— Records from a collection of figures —
════════════════════

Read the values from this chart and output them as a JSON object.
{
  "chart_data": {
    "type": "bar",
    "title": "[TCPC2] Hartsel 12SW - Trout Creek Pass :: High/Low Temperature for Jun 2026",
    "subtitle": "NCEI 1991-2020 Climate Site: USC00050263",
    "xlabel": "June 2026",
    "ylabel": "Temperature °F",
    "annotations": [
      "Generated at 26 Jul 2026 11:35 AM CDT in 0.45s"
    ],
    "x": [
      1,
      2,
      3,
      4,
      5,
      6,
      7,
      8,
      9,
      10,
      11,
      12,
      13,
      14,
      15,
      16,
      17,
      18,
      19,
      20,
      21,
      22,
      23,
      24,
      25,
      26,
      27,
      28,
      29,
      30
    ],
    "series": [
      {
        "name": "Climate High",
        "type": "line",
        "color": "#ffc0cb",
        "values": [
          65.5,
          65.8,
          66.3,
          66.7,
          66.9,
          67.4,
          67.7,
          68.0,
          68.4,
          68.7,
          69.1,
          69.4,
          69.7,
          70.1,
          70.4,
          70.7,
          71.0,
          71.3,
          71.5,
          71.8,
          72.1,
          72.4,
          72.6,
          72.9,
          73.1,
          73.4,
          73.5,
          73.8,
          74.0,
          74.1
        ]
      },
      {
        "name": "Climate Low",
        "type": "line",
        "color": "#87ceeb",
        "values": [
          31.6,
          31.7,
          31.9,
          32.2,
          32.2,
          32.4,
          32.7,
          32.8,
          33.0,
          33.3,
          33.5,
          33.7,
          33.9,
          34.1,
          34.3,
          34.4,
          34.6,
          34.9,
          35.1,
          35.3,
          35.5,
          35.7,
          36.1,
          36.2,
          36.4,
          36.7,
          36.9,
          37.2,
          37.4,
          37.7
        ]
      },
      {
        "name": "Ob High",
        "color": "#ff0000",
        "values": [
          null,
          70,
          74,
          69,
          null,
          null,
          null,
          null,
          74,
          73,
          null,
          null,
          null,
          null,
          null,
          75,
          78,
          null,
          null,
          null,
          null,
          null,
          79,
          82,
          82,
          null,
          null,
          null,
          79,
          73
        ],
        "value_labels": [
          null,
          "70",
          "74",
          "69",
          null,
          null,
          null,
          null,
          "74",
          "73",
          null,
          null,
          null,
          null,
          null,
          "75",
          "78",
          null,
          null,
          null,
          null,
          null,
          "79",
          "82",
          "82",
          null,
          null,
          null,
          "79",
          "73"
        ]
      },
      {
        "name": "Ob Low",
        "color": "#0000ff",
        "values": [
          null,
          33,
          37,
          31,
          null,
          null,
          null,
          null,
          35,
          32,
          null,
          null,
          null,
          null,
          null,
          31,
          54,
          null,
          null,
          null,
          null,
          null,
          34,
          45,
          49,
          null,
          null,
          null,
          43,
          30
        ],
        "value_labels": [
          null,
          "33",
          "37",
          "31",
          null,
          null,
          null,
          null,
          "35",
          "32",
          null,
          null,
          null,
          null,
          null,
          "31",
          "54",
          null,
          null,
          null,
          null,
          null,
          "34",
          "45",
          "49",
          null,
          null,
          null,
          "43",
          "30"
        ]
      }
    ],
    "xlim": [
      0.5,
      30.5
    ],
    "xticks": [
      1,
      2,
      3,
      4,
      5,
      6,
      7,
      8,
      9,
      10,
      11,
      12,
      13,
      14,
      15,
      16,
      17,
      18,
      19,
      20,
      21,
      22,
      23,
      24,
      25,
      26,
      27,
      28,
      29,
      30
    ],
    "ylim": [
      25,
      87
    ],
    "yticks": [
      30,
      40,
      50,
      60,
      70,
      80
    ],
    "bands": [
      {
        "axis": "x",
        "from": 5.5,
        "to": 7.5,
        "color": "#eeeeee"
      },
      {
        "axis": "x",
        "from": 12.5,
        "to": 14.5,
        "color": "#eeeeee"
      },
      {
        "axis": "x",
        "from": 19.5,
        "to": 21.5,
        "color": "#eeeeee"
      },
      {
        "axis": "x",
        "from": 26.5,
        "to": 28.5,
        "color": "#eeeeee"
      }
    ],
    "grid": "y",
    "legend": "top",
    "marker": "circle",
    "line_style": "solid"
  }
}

════════════════════

Output the entries exactly.

— RESULT OF THE TASK —
Read the values from this chart and output them as a JSON object.
{
  "chart_data": {
    "type": "bar",
    "title": "[TCPC2] Hartsel 12SW - Trout Creek Pass :: High/Low Temperature for Jun 2026",
    "subtitle": "NCEI 1991-2020 Climate Site: USC00050263",
    "xlabel": "June 2026",
    "ylabel": "Temperature °F",
    "annotations": [
      "Generated at 26 Jul 2026 11:35 AM CDT in 0.45s"
    ],
    "x": [
      1,
      2,
      3,
      4,
      5,
      6,
      7,
      8,
      9,
      10,
      11,
      12,
      13,
      14,
      15,
      16,
      17,
      18,
      19,
      20,
      21,
      22,
      23,
      24,
      25,
      26,
      27,
      28,
      29,
      30
    ],
    "series": [
      {
        "name": "Climate High",
        "type": "line",
        "color": "#ffc0cb",
        "values": [
          65.5,
          65.8,
          66.3,
          66.7,
          66.9,
          67.4,
          67.7,
          68.0,
          68.4,
          68.7,
          69.1,
          69.4,
          69.7,
          70.1,
          70.4,
          70.7,
          71.0,
          71.3,
          71.5,
          71.8,
          72.1,
          72.4,
          72.6,
          72.9,
          73.1,
          73.4,
          73.5,
          73.8,
          74.0,
          74.1
        ]
      },
      {
        "name": "Climate Low",
        "type": "line",
        "color": "#87ceeb",
        "values": [
          31.6,
          31.7,
          31.9,
          32.2,
          32.2,
          32.4,
          32.7,
          32.8,
          33.0,
          33.3,
          33.5,
          33.7,
          33.9,
          34.1,
          34.3,
          34.4,
          34.6,
          34.9,
          35.1,
          35.3,
          35.5,
          35.7,
          36.1,
          36.2,
          36.4,
          36.7,
          36.9,
          37.2,
          37.4,
          37.7
        ]
      },
      {
        "name": "Ob High",
        "color": "#ff0000",
        "values": [
          null,
          70,
          74,
          69,
          null,
          null,
          null,
          null,
          74,
          73,
          null,
          null,
          null,
          null,
          null,
          75,
          78,
          null,
          null,
          null,
          null,
          null,
          79,
          82,
          82,
          null,
          null,
          null,
          79,
          73
        ],
        "value_labels": [
          null,
          "70",
          "74",
          "69",
          null,
          null,
          null,
          null,
          "74",
          "73",
          null,
          null,
          null,
          null,
          null,
          "75",
          "78",
          null,
          null,
          null,
          null,
          null,
          "79",
          "82",
          "82",
          null,
          null,
          null,
          "79",
          "73"
        ]
      },
      {
        "name": "Ob Low",
        "color": "#0000ff",
        "values": [
          null,
          33,
          37,
          31,
          null,
          null,
          null,
          null,
          35,
          32,
          null,
          null,
          null,
          null,
          null,
          31,
          54,
          null,
          null,
          null,
          null,
          null,
          34,
          45,
          49,
          null,
          null,
          null,
          43,
          30
        ],
        "value_labels": [
          null,
          "33",
          "37",
          "31",
          null,
          null,
          null,
          null,
          "35",
          "32",
          null,
          null,
          null,
          null,
          null,
          "31",
          "54",
          null,
          null,
          null,
          null,
          null,
          "34",
          "45",
          "49",
          null,
          null,
          null,
          "43",
          "30"
        ]
      }
    ],
    "xlim": [
      0.5,
      30.5
    ],
    "xticks": [
      1,
      2,
      3,
      4,
      5,
      6,
      7,
      8,
      9,
      10,
      11,
      12,
      13,
      14,
      15,
      16,
      17,
      18,
      19,
      20,
      21,
      22,
      23,
      24,
      25,
      26,
      27,
      28,
      29,
      30
    ],
    "ylim": [
      25,
      87
    ],
    "yticks": [
      30,
      40,
      50,
      60,
      70,
      80
    ],
    "bands": [
      {
        "axis": "x",
        "from": 5.5,
        "to": 7.5,
        "color": "#eeeeee"
      },
      {
        "axis": "x",
        "from": 12.5,
        "to": 14.5,
        "color": "#eeeeee"
      },
      {
        "axis": "x",
        "from": 19.5,
        "to": 21.5,
        "color": "#eeeeee"
      },
      {
        "axis": "x",
        "from": 26.5,
        "to": 28.5,
        "color": "#eeeeee"
      }
    ],
    "grid": "y",
    "legend": "top",
    "marker": "circle",
    "line_style": "solid"
  }
}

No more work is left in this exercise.